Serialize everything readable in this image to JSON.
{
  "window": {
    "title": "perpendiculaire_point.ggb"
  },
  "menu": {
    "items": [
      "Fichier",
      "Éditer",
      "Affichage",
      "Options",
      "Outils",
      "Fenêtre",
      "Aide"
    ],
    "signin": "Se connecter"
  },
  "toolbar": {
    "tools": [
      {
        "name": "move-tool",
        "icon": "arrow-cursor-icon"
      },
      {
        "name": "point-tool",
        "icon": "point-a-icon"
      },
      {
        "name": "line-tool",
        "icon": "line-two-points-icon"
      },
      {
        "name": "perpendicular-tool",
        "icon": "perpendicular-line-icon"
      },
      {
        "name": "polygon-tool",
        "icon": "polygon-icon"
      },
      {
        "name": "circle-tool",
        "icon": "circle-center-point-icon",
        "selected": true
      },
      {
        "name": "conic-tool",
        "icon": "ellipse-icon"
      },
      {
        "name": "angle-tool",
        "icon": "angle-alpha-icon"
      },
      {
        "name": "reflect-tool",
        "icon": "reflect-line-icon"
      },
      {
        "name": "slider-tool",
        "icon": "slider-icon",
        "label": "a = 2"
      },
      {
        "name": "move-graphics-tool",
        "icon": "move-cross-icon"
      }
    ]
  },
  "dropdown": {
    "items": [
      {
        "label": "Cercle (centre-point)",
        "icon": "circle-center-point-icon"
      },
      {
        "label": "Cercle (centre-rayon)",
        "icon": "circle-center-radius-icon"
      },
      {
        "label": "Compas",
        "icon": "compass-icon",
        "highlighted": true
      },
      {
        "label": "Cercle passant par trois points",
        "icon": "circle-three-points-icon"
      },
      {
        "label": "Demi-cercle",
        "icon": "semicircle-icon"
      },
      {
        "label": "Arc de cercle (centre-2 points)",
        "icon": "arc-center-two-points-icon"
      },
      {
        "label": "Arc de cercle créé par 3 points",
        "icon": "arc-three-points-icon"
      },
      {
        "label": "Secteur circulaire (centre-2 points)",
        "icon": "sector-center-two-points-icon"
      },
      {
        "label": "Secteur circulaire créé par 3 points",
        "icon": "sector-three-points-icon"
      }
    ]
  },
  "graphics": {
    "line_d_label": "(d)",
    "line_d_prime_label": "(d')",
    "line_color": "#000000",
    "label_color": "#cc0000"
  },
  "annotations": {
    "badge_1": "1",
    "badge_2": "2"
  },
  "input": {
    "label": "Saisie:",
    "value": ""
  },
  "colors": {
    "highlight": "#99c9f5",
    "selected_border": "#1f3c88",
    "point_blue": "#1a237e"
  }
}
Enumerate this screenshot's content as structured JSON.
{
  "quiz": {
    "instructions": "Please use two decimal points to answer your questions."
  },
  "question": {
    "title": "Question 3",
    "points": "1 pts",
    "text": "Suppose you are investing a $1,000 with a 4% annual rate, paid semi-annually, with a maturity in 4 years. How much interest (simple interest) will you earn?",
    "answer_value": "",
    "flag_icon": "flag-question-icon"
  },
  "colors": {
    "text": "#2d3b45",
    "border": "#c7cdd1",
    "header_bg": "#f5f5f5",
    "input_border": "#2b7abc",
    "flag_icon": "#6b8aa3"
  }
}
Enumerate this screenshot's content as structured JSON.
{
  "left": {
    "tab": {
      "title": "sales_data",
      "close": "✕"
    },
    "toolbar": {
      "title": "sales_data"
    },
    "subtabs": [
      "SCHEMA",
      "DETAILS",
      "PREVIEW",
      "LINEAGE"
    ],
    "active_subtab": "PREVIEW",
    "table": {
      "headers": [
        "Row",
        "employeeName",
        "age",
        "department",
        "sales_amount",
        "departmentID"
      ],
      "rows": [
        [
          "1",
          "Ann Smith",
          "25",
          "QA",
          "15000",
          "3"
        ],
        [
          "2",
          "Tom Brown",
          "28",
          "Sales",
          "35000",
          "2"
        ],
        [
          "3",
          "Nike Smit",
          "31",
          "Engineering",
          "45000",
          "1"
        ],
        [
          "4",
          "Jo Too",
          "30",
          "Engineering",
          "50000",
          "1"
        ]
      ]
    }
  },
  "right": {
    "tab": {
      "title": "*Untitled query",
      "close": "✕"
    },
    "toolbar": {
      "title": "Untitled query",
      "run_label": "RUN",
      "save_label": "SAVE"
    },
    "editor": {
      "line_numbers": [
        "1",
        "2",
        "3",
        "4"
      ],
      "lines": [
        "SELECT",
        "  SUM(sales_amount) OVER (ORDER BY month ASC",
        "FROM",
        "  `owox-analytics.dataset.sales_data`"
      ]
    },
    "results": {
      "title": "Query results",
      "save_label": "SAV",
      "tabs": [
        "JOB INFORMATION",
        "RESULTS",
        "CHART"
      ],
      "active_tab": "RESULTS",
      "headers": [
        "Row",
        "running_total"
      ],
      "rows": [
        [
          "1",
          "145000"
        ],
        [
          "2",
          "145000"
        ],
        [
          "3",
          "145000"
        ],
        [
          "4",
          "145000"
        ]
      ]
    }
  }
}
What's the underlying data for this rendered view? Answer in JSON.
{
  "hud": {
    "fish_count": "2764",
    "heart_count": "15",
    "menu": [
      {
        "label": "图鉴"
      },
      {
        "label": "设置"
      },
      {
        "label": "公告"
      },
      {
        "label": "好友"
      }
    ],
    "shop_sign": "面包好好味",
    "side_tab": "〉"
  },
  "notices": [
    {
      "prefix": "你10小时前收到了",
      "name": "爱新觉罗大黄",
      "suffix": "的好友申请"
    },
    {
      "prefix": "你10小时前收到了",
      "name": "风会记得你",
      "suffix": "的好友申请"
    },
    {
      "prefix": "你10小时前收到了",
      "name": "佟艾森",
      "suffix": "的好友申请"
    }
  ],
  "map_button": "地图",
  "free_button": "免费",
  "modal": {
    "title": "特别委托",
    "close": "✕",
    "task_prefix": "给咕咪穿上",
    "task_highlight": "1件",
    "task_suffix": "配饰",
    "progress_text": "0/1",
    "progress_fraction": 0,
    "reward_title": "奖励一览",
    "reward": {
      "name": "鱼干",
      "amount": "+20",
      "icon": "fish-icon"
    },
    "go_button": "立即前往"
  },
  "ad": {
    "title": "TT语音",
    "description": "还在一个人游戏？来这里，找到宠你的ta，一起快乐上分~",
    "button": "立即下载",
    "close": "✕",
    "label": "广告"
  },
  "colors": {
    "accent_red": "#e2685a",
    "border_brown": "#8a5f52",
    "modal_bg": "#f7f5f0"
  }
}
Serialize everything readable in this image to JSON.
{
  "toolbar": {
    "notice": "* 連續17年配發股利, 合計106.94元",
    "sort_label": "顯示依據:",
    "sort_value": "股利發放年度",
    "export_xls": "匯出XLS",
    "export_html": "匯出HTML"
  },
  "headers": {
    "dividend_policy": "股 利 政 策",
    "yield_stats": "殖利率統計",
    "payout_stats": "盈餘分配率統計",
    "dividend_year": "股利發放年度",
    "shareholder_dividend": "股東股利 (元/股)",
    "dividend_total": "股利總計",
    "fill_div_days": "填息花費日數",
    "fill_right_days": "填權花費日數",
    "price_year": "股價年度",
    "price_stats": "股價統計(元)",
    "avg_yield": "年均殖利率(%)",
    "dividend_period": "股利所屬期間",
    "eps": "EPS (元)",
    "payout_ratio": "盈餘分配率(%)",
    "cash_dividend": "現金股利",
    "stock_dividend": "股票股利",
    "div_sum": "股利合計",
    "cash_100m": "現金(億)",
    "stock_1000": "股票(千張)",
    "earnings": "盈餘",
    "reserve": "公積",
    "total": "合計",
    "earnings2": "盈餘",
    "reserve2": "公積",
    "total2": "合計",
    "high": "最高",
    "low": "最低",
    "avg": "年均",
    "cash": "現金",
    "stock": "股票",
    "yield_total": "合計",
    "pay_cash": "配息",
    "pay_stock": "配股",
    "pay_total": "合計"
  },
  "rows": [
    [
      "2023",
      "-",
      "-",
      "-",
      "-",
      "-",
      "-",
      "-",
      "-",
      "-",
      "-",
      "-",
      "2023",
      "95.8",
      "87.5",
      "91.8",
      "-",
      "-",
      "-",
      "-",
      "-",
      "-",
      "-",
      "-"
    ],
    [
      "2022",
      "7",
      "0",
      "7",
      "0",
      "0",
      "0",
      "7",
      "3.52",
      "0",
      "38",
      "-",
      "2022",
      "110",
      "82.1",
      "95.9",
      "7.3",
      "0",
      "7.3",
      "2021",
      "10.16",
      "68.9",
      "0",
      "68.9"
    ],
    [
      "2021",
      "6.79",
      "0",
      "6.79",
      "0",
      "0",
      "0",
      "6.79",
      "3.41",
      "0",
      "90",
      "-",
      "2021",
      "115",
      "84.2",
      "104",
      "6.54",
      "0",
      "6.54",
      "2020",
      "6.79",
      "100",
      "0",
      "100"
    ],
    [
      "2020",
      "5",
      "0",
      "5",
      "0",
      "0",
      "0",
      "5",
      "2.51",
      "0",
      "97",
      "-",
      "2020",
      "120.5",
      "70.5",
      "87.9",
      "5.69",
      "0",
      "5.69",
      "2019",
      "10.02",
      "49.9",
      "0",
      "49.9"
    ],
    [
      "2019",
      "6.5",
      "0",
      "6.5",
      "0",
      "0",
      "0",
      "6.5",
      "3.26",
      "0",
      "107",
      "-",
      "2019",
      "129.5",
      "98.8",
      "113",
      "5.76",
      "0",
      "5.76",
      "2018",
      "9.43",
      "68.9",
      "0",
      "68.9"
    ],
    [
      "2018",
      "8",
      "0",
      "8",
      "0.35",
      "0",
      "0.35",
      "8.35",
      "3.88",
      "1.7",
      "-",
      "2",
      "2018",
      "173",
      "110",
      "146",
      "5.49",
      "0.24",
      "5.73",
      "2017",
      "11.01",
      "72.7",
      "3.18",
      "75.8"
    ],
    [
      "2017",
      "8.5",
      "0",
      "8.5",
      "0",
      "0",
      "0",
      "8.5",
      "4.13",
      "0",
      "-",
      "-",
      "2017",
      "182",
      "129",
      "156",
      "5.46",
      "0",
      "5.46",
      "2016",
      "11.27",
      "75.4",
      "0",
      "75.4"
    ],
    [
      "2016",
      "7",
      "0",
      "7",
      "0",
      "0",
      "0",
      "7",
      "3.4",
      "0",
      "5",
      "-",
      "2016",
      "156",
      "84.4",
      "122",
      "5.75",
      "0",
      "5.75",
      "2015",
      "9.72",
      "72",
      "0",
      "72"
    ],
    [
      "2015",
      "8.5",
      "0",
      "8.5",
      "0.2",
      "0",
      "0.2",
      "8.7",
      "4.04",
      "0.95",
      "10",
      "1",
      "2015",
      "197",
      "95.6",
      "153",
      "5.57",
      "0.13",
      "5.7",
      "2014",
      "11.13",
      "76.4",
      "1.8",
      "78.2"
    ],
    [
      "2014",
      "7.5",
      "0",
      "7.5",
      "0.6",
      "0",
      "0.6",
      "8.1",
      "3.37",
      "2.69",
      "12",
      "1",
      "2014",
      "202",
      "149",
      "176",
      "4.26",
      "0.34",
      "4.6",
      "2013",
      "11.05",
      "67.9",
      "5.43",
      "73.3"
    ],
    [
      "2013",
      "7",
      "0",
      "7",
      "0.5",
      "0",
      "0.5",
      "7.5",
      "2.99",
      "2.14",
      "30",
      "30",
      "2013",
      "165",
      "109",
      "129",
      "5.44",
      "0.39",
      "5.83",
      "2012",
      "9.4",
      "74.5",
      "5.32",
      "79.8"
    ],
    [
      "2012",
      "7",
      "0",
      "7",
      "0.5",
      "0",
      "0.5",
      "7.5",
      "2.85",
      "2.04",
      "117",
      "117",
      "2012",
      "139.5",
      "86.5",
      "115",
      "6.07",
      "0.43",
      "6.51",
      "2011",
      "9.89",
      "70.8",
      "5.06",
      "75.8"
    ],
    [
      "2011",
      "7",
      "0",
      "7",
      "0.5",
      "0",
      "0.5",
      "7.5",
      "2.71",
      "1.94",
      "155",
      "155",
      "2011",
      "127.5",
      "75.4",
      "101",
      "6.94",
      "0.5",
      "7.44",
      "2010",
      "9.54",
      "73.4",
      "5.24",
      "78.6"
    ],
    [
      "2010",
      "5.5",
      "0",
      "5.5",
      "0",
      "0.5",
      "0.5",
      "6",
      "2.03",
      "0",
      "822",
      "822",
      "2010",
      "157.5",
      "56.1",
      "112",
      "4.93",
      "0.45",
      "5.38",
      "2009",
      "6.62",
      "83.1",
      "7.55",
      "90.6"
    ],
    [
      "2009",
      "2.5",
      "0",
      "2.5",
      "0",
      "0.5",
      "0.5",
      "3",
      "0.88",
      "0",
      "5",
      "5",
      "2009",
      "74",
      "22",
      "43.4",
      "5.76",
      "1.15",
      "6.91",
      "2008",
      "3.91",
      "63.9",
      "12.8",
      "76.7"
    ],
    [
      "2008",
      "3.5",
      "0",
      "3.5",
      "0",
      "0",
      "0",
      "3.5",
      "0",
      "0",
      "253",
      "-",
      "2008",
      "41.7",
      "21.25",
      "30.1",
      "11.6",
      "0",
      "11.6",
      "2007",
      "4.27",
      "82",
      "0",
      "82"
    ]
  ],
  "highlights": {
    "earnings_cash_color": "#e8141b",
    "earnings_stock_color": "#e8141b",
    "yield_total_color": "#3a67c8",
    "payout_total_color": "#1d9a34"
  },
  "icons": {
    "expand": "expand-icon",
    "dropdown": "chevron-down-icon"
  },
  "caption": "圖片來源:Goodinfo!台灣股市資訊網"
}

****************

- [TASK]: Your answer should be a single number: the count of lines in the material above that contain "sector".

- [SOLUTION FOR THIS EXERCISE]: 2